EXTRACTED MATERIAL:

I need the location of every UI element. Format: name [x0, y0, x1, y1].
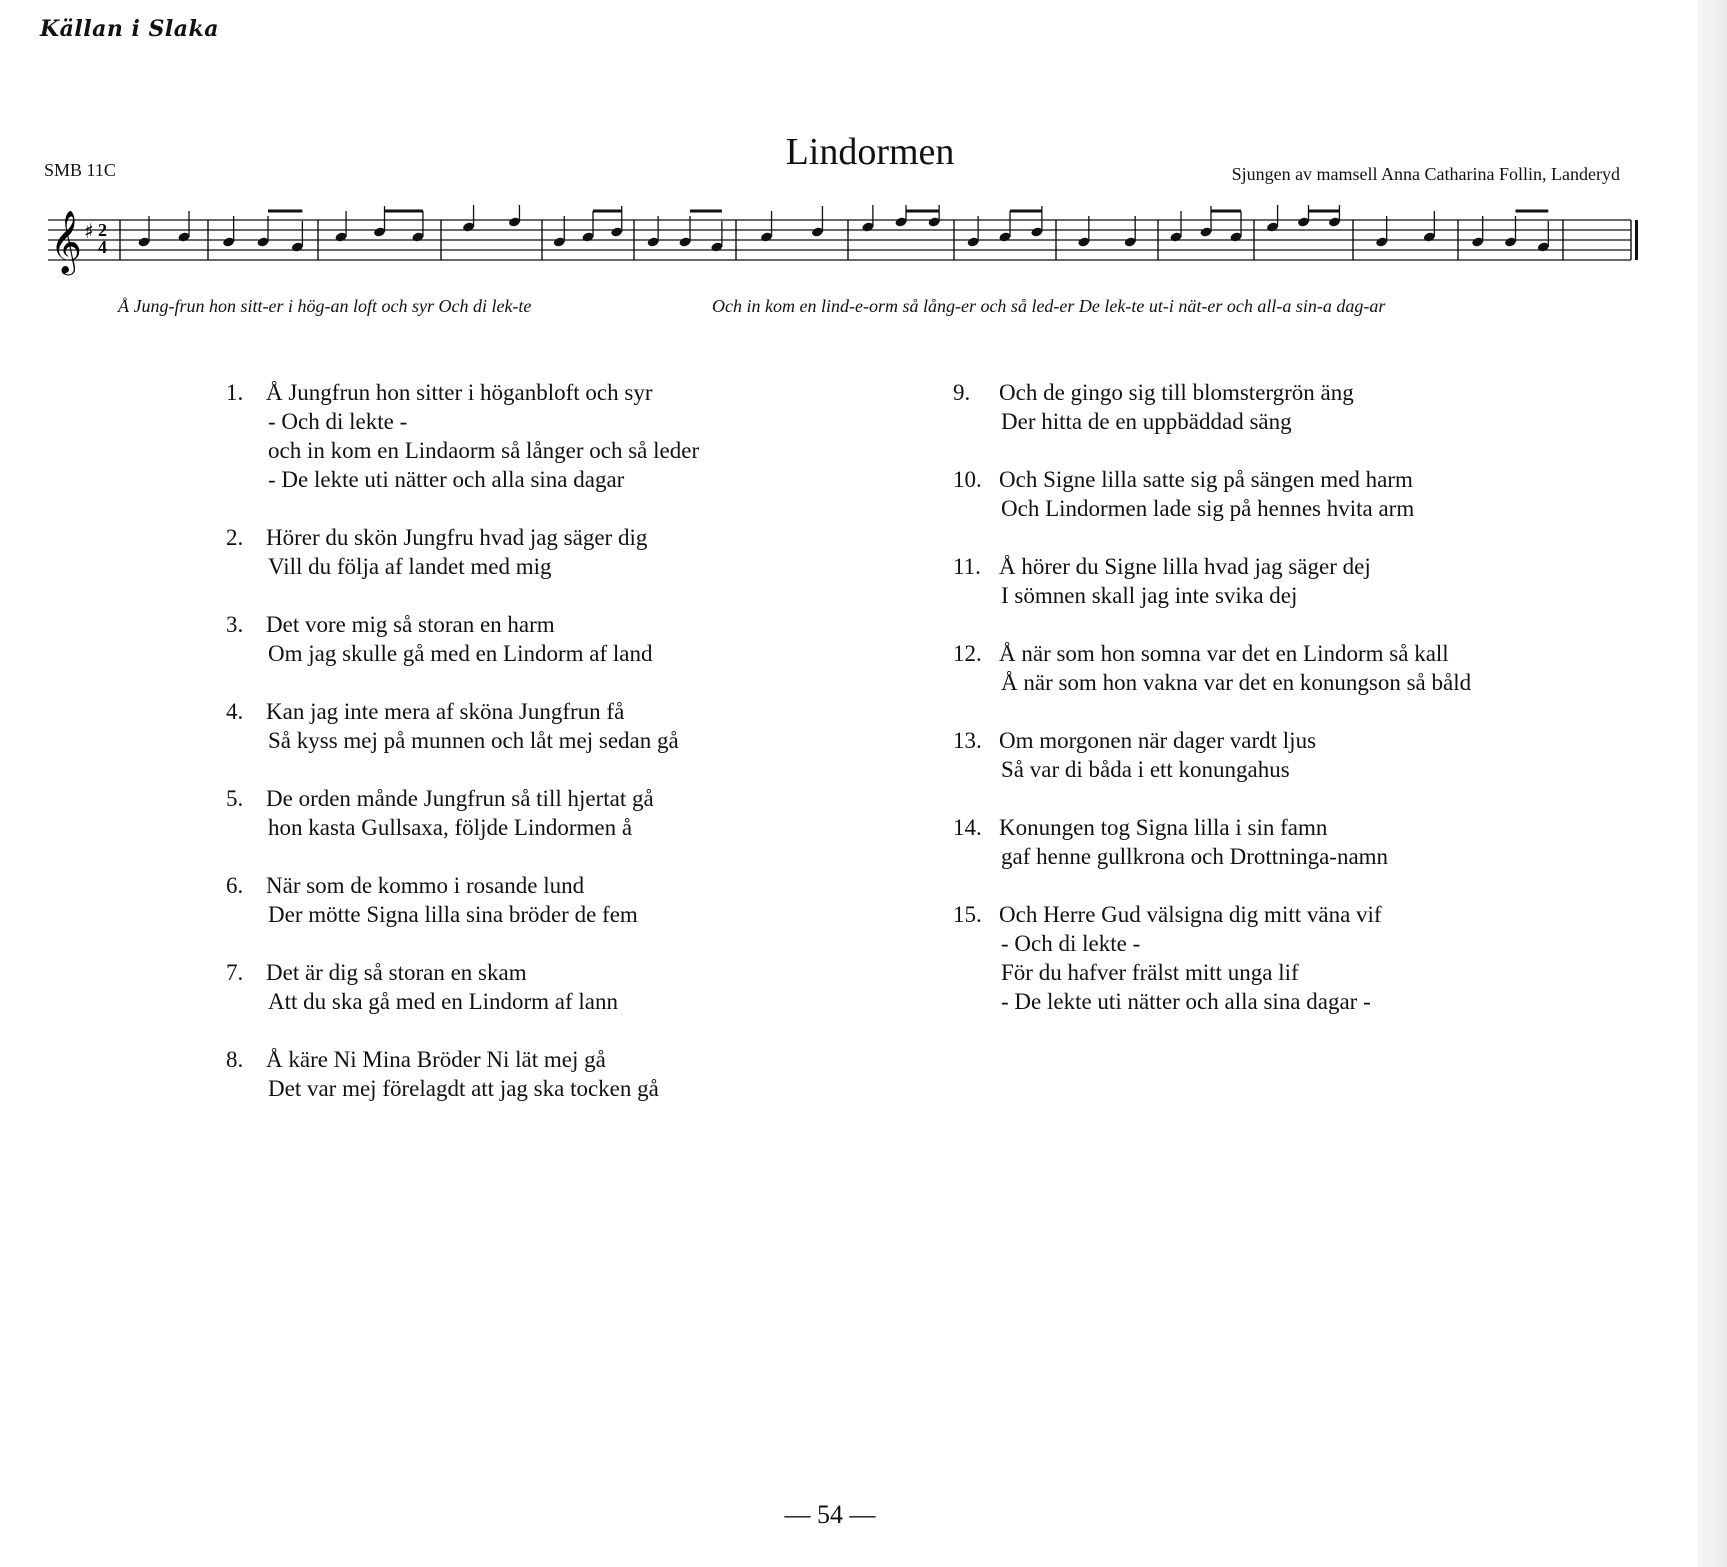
treble-clef-icon	[50, 210, 82, 276]
verse-number: 13.	[953, 728, 982, 753]
svg-text:𝄞: 𝄞	[50, 210, 82, 273]
verse-line: Der hitta de en uppbäddad säng	[1001, 409, 1292, 434]
verse-number: 7.	[226, 960, 244, 985]
verse-number: 10.	[953, 467, 982, 492]
verse-line: Det vore mig så storan en harm	[266, 612, 555, 637]
key-signature	[84, 219, 94, 243]
verse-line: Der mötte Signa lilla sina bröder de fem	[268, 902, 638, 927]
verse-line: Konungen tog Signa lilla i sin famn	[999, 815, 1328, 840]
verse-number: 5.	[226, 786, 244, 811]
verse-number: 12.	[953, 641, 982, 666]
verse-number: 1.	[226, 380, 244, 405]
verse	[953, 465, 1471, 523]
staff-notation	[48, 205, 1638, 285]
verse-number: 8.	[226, 1047, 244, 1072]
svg-text:♯: ♯	[84, 219, 94, 243]
verse-line: - De lekte uti nätter och alla sina dagar -	[1001, 989, 1371, 1014]
verse-line: Om jag skulle gå med en Lindorm af land	[268, 641, 653, 666]
verse-line: Kan jag inte mera af sköna Jungfrun få	[266, 699, 625, 724]
svg-text:2: 2	[98, 220, 107, 240]
verse-line: Och de gingo sig till blomstergrön äng	[999, 380, 1354, 405]
verse-line: Det är dig så storan en skam	[266, 960, 527, 985]
verse-number: 4.	[226, 699, 244, 724]
verse-line: Om morgonen när dager vardt ljus	[999, 728, 1317, 753]
verse	[226, 784, 699, 842]
verse	[226, 1045, 699, 1103]
verse-line: Och Lindormen lade sig på hennes hvita arm	[1001, 496, 1415, 521]
verse	[226, 523, 699, 581]
singer-credit: Sjungen av mamsell Anna Catharina Follin, Landeryd	[1231, 164, 1620, 184]
verse-line: Vill du följa af landet med mig	[268, 554, 552, 579]
verse-line: gaf henne gullkrona och Drottninga-namn	[1001, 844, 1389, 869]
verse-line: Att du ska gå med en Lindorm af lann	[268, 989, 619, 1014]
verse-line: Å hörer du Signe lilla hvad jag säger dej	[999, 554, 1371, 579]
verse	[953, 726, 1471, 784]
verse-line: Hörer du skön Jungfru hvad jag säger dig	[266, 525, 648, 550]
melody-lyrics-part1: Å Jung-frun hon sitt-er i hög-an loft och syr Och di lek-te	[118, 296, 532, 316]
verse-line: Det var mej förelagdt att jag ska tocken gå	[268, 1076, 659, 1101]
verse	[226, 958, 699, 1016]
time-signature	[98, 220, 107, 257]
verse	[953, 639, 1472, 697]
running-head: Källan i Slaka	[40, 16, 220, 42]
verse	[226, 610, 699, 668]
verse-line: och in kom en Lindaorm så långer och så leder	[268, 438, 700, 463]
verse-line: Så kyss mej på munnen och låt mej sedan gå	[268, 728, 679, 753]
verse	[226, 378, 700, 494]
verse-line: hon kasta Gullsaxa, följde Lindormen å	[268, 815, 633, 840]
verse	[226, 697, 699, 755]
verses-right-column	[953, 378, 1472, 1045]
verse	[953, 813, 1471, 871]
verse-line: Så var di båda i ett konungahus	[1001, 757, 1290, 782]
verse	[953, 900, 1471, 1016]
verse-number: 6.	[226, 873, 244, 898]
verse	[226, 871, 699, 929]
verse-line: De orden månde Jungfrun så till hjertat gå	[266, 786, 654, 811]
catalog-id: SMB 11C	[44, 160, 116, 180]
verse-line: Och Herre Gud välsigna dig mitt väna vif	[999, 902, 1382, 927]
verse-line: När som de kommo i rosande lund	[266, 873, 585, 898]
verse-number: 3.	[226, 612, 244, 637]
verse	[953, 552, 1471, 610]
verse-number: 14.	[953, 815, 982, 840]
song-title: Lindormen	[785, 131, 955, 173]
verse-line: Å käre Ni Mina Bröder Ni lät mej gå	[266, 1047, 606, 1072]
verses-left-column	[226, 378, 700, 1132]
verse-line: Å Jungfrun hon sitter i höganbloft och syr	[266, 380, 653, 405]
verse-line: Å när som hon vakna var det en konungson så båld	[1001, 670, 1472, 695]
verse-number: 2.	[226, 525, 244, 550]
verse-line: - De lekte uti nätter och alla sina dagar	[268, 467, 625, 492]
verse-line: - Och di lekte -	[1001, 931, 1141, 956]
verse-number: 11.	[953, 554, 981, 579]
verse-line: Och Signe lilla satte sig på sängen med harm	[999, 467, 1413, 492]
page-edge	[1697, 0, 1727, 1567]
verse-line: I sömnen skall jag inte svika dej	[1001, 583, 1298, 608]
melody-lyrics-part2: Och in kom en lind-e-orm så lång-er och så led-er De lek-te ut-i nät-er och all-a sin-a dag-ar	[712, 296, 1386, 316]
verse-line: - Och di lekte -	[268, 409, 408, 434]
svg-text:4: 4	[98, 237, 107, 257]
verse-number: 15.	[953, 902, 982, 927]
verse	[953, 378, 1471, 436]
verse-line: För du hafver frälst mitt unga lif	[1001, 960, 1299, 985]
verse-line: Å när som hon somna var det en Lindorm så kall	[999, 641, 1449, 666]
final-barline	[1631, 220, 1638, 260]
verse-number: 9.	[953, 380, 971, 405]
page-number: — 54 —	[784, 1500, 876, 1529]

EXERCISE DETAILS: Copy out the lines of the material above without any changes, beginning at the line that contains "210, 82, 276]" and ending after the line that contains "verse-line: Om jag".

EXPECTED ANSWER:
treble-clef-icon	[50, 210, 82, 276]
verse-number: 13.	[953, 728, 982, 753]
svg-text:𝄞: 𝄞	[50, 210, 82, 273]
verse-line: Der hitta de en uppbäddad säng	[1001, 409, 1292, 434]
verse-number: 7.	[226, 960, 244, 985]
verse-number: 10.	[953, 467, 982, 492]
verse-line: Det vore mig så storan en harm	[266, 612, 555, 637]
key-signature	[84, 219, 94, 243]
verse-line: Der mötte Signa lilla sina bröder de fem	[268, 902, 638, 927]
verse-line: Konungen tog Signa lilla i sin famn	[999, 815, 1328, 840]
verse-number: 5.	[226, 786, 244, 811]
verse-number: 12.	[953, 641, 982, 666]
verse-number: 1.	[226, 380, 244, 405]
verse	[953, 465, 1471, 523]
staff-notation	[48, 205, 1638, 285]
verse-number: 8.	[226, 1047, 244, 1072]
svg-text:♯: ♯	[84, 219, 94, 243]
verse-line: - De lekte uti nätter och alla sina dagar -	[1001, 989, 1371, 1014]
verse-line: Om jag skulle gå med en Lindorm af land	[268, 641, 653, 666]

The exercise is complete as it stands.